§ AIM
Write out the whole listing, matching it exactly.

§ Saved entries
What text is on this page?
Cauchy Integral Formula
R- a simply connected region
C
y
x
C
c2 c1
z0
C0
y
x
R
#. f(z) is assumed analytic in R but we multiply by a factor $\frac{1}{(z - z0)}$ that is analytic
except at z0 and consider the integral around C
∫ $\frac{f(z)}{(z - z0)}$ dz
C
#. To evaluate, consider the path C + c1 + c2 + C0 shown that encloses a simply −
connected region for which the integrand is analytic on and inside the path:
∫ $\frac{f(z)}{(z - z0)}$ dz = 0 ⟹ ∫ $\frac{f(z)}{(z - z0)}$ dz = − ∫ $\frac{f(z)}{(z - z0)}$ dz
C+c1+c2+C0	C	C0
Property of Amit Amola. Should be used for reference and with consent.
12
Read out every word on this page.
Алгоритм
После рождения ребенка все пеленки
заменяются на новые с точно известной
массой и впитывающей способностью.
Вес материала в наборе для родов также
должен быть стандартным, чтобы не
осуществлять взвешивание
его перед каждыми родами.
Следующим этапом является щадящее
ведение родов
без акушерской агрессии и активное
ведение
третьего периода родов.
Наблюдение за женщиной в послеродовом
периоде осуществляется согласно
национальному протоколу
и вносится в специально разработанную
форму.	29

§ EXERCISE ANSWER
What text is on this page?
Cauchy Integral Formula
R- a simply connected region
C
y
x
C
c2 c1
z0
C0
y
x
R
#. f(z) is assumed analytic in R but we multiply by a factor $\frac{1}{(z - z0)}$ that is analytic
except at z0 and consider the integral around C
∫ $\frac{f(z)}{(z - z0)}$ dz
C
#. To evaluate, consider the path C + c1 + c2 + C0 shown that encloses a simply −
connected region for which the integrand is analytic on and inside the path:
∫ $\frac{f(z)}{(z - z0)}$ dz = 0 ⟹ ∫ $\frac{f(z)}{(z - z0)}$ dz = − ∫ $\frac{f(z)}{(z - z0)}$ dz
C+c1+c2+C0	C	C0
Property of Amit Amola. Should be used for reference and with consent.
12
Read out every word on this page.
Алгоритм
После рождения ребенка все пеленки
заменяются на новые с точно известной
массой и впитывающей способностью.
Вес материала в наборе для родов также
должен быть стандартным, чтобы не
осуществлять взвешивание
его перед каждыми родами.
Следующим этапом является щадящее
ведение родов
без акушерской агрессии и активное
ведение
третьего периода родов.
Наблюдение за женщиной в послеродовом
периоде осуществляется согласно
национальному протоколу
и вносится в специально разработанную
форму.	29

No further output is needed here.